> **Dataset records**:

################

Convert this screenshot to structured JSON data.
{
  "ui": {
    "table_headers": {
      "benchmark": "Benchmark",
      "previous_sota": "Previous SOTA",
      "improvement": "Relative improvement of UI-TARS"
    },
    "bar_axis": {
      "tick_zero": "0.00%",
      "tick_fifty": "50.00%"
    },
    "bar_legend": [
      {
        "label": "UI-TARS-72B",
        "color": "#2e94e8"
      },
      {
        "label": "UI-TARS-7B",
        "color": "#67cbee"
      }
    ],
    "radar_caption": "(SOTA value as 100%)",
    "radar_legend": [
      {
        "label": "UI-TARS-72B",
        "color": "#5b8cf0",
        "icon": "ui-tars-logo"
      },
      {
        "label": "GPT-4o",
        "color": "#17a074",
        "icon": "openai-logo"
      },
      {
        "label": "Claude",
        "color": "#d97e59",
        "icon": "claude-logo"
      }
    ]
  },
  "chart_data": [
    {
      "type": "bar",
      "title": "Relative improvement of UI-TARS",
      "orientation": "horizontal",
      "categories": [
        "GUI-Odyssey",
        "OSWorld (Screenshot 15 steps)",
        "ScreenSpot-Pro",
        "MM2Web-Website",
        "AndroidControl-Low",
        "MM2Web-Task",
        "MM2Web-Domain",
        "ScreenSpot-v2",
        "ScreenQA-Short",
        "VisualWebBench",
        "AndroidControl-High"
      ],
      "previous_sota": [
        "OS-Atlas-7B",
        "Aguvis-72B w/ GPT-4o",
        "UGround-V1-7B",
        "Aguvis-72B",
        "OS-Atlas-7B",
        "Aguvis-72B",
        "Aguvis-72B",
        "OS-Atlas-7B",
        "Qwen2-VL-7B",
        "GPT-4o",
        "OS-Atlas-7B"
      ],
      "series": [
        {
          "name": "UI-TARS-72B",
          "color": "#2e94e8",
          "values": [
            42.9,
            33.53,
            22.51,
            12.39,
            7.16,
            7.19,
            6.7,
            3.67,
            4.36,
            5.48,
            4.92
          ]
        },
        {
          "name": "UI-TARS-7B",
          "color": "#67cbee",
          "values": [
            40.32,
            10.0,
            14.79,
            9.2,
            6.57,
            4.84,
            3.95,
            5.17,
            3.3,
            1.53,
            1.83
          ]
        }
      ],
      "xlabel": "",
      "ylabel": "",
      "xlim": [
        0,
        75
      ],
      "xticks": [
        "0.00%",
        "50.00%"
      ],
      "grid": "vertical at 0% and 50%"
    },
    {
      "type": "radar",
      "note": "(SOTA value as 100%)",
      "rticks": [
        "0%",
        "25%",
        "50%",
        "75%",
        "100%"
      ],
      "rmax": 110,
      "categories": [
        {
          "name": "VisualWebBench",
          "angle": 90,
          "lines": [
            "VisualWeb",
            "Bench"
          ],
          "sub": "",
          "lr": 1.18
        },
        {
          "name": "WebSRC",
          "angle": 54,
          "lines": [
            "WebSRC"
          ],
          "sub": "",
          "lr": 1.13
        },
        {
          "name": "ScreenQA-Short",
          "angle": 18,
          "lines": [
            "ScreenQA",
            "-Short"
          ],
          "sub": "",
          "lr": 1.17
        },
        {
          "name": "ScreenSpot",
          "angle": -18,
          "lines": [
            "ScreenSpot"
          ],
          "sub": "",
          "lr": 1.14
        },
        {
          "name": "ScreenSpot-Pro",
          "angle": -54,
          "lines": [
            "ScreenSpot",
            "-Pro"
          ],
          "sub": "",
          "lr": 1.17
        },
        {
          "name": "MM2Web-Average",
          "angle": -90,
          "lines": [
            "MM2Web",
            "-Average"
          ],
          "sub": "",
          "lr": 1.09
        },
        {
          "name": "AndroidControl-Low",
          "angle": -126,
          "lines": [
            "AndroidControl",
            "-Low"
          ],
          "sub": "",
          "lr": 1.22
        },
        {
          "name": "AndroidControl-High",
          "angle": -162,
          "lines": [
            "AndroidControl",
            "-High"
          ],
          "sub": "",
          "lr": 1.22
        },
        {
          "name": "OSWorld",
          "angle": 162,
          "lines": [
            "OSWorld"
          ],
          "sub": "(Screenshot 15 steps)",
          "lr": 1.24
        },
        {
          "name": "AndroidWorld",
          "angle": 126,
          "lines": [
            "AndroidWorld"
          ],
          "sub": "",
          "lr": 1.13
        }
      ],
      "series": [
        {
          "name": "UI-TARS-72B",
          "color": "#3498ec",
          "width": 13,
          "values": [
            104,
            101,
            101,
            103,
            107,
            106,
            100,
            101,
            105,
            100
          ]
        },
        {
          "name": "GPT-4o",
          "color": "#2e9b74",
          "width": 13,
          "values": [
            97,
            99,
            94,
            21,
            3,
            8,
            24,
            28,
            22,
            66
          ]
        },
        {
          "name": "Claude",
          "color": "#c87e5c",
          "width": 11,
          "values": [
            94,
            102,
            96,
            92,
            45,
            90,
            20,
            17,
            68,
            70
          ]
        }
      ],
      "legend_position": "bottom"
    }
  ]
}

################

> **Exercise prompt**: Reproduce the material above without altering a single character.

> **Expected output**:
Convert this screenshot to structured JSON data.
{
  "ui": {
    "table_headers": {
      "benchmark": "Benchmark",
      "previous_sota": "Previous SOTA",
      "improvement": "Relative improvement of UI-TARS"
    },
    "bar_axis": {
      "tick_zero": "0.00%",
      "tick_fifty": "50.00%"
    },
    "bar_legend": [
      {
        "label": "UI-TARS-72B",
        "color": "#2e94e8"
      },
      {
        "label": "UI-TARS-7B",
        "color": "#67cbee"
      }
    ],
    "radar_caption": "(SOTA value as 100%)",
    "radar_legend": [
      {
        "label": "UI-TARS-72B",
        "color": "#5b8cf0",
        "icon": "ui-tars-logo"
      },
      {
        "label": "GPT-4o",
        "color": "#17a074",
        "icon": "openai-logo"
      },
      {
        "label": "Claude",
        "color": "#d97e59",
        "icon": "claude-logo"
      }
    ]
  },
  "chart_data": [
    {
      "type": "bar",
      "title": "Relative improvement of UI-TARS",
      "orientation": "horizontal",
      "categories": [
        "GUI-Odyssey",
        "OSWorld (Screenshot 15 steps)",
        "ScreenSpot-Pro",
        "MM2Web-Website",
        "AndroidControl-Low",
        "MM2Web-Task",
        "MM2Web-Domain",
        "ScreenSpot-v2",
        "ScreenQA-Short",
        "VisualWebBench",
        "AndroidControl-High"
      ],
      "previous_sota": [
        "OS-Atlas-7B",
        "Aguvis-72B w/ GPT-4o",
        "UGround-V1-7B",
        "Aguvis-72B",
        "OS-Atlas-7B",
        "Aguvis-72B",
        "Aguvis-72B",
        "OS-Atlas-7B",
        "Qwen2-VL-7B",
        "GPT-4o",
        "OS-Atlas-7B"
      ],
      "series": [
        {
          "name": "UI-TARS-72B",
          "color": "#2e94e8",
          "values": [
            42.9,
            33.53,
            22.51,
            12.39,
            7.16,
            7.19,
            6.7,
            3.67,
            4.36,
            5.48,
            4.92
          ]
        },
        {
          "name": "UI-TARS-7B",
          "color": "#67cbee",
          "values": [
            40.32,
            10.0,
            14.79,
            9.2,
            6.57,
            4.84,
            3.95,
            5.17,
            3.3,
            1.53,
            1.83
          ]
        }
      ],
      "xlabel": "",
      "ylabel": "",
      "xlim": [
        0,
        75
      ],
      "xticks": [
        "0.00%",
        "50.00%"
      ],
      "grid": "vertical at 0% and 50%"
    },
    {
      "type": "radar",
      "note": "(SOTA value as 100%)",
      "rticks": [
        "0%",
        "25%",
        "50%",
        "75%",
        "100%"
      ],
      "rmax": 110,
      "categories": [
        {
          "name": "VisualWebBench",
          "angle": 90,
          "lines": [
            "VisualWeb",
            "Bench"
          ],
          "sub": "",
          "lr": 1.18
        },
        {
          "name": "WebSRC",
          "angle": 54,
          "lines": [
            "WebSRC"
          ],
          "sub": "",
          "lr": 1.13
        },
        {
          "name": "ScreenQA-Short",
          "angle": 18,
          "lines": [
            "ScreenQA",
            "-Short"
          ],
          "sub": "",
          "lr": 1.17
        },
        {
          "name": "ScreenSpot",
          "angle": -18,
          "lines": [
            "ScreenSpot"
          ],
          "sub": "",
          "lr": 1.14
        },
        {
          "name": "ScreenSpot-Pro",
          "angle": -54,
          "lines": [
            "ScreenSpot",
            "-Pro"
          ],
          "sub": "",
          "lr": 1.17
        },
        {
          "name": "MM2Web-Average",
          "angle": -90,
          "lines": [
            "MM2Web",
            "-Average"
          ],
          "sub": "",
          "lr": 1.09
        },
        {
          "name": "AndroidControl-Low",
          "angle": -126,
          "lines": [
            "AndroidControl",
            "-Low"
          ],
          "sub": "",
          "lr": 1.22
        },
        {
          "name": "AndroidControl-High",
          "angle": -162,
          "lines": [
            "AndroidControl",
            "-High"
          ],
          "sub": "",
          "lr": 1.22
        },
        {
          "name": "OSWorld",
          "angle": 162,
          "lines": [
            "OSWorld"
          ],
          "sub": "(Screenshot 15 steps)",
          "lr": 1.24
        },
        {
          "name": "AndroidWorld",
          "angle": 126,
          "lines": [
            "AndroidWorld"
          ],
          "sub": "",
          "lr": 1.13
        }
      ],
      "series": [
        {
          "name": "UI-TARS-72B",
          "color": "#3498ec",
          "width": 13,
          "values": [
            104,
            101,
            101,
            103,
            107,
            106,
            100,
            101,
            105,
            100
          ]
        },
        {
          "name": "GPT-4o",
          "color": "#2e9b74",
          "width": 13,
          "values": [
            97,
            99,
            94,
            21,
            3,
            8,
            24,
            28,
            22,
            66
          ]
        },
        {
          "name": "Claude",
          "color": "#c87e5c",
          "width": 11,
          "values": [
            94,
            102,
            96,
            92,
            45,
            90,
            20,
            17,
            68,
            70
          ]
        }
      ],
      "legend_position": "bottom"
    }
  ]
}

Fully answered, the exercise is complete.